Task to carry out: Repeat the lines of the listing below exactly, starting at the line that contains "What's the underlying" and running through the last line, both included, and only those.

Dataset items:

>>

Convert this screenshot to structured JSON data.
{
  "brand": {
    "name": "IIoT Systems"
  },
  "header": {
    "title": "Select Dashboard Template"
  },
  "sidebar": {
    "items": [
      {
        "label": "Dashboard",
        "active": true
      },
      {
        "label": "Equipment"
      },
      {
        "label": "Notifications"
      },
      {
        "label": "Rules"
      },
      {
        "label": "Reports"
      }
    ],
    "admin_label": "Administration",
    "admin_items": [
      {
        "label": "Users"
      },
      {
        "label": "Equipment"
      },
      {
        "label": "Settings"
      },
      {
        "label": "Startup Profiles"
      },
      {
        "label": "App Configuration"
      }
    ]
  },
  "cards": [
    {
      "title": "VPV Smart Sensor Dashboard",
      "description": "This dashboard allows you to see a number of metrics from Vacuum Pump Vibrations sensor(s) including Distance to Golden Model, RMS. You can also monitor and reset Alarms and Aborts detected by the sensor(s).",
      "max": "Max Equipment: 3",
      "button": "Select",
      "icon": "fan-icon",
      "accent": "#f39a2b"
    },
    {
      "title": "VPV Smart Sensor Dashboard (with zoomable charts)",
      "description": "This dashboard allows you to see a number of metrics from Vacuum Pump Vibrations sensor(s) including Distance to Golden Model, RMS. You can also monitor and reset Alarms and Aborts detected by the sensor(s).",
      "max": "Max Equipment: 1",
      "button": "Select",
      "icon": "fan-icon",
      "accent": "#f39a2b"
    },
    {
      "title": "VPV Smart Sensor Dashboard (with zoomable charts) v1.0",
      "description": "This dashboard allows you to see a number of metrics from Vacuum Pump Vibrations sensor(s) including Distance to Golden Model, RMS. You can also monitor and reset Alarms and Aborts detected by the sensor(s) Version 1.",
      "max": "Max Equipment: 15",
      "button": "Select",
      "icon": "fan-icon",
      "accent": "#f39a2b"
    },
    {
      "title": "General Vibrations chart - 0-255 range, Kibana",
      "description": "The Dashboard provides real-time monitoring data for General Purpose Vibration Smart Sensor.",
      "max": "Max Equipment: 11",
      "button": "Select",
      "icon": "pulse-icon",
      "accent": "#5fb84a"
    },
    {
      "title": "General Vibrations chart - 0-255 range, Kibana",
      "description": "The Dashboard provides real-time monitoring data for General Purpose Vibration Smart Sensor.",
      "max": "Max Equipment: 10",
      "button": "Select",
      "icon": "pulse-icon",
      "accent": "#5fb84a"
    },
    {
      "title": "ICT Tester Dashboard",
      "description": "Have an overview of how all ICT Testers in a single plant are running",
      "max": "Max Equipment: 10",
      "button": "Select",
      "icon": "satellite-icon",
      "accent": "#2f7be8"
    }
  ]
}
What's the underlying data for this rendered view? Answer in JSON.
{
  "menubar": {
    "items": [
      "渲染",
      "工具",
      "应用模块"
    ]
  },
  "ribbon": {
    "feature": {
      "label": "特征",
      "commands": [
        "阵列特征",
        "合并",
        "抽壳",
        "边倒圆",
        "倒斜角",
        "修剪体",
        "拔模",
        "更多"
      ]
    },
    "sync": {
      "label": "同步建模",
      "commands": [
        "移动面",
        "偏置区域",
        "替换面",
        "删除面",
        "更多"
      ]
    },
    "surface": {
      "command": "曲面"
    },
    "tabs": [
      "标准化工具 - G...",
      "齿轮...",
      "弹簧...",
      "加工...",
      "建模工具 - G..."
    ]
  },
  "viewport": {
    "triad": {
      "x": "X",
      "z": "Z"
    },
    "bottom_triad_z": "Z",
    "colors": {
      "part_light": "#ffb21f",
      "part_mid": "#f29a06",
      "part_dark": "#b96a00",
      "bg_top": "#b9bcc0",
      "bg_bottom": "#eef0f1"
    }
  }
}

<<

Written solution:
What's the underlying data for this rendered view? Answer in JSON.
{
  "menubar": {
    "items": [
      "渲染",
      "工具",
      "应用模块"
    ]
  },
  "ribbon": {
    "feature": {
      "label": "特征",
      "commands": [
        "阵列特征",
        "合并",
        "抽壳",
        "边倒圆",
        "倒斜角",
        "修剪体",
        "拔模",
        "更多"
      ]
    },
    "sync": {
      "label": "同步建模",
      "commands": [
        "移动面",
        "偏置区域",
        "替换面",
        "删除面",
        "更多"
      ]
    },
    "surface": {
      "command": "曲面"
    },
    "tabs": [
      "标准化工具 - G...",
      "齿轮...",
      "弹簧...",
      "加工...",
      "建模工具 - G..."
    ]
  },
  "viewport": {
    "triad": {
      "x": "X",
      "z": "Z"
    },
    "bottom_triad_z": "Z",
    "colors": {
      "part_light": "#ffb21f",
      "part_mid": "#f29a06",
      "part_dark": "#b96a00",
      "bg_top": "#b9bcc0",
      "bg_bottom": "#eef0f1"
    }
  }
}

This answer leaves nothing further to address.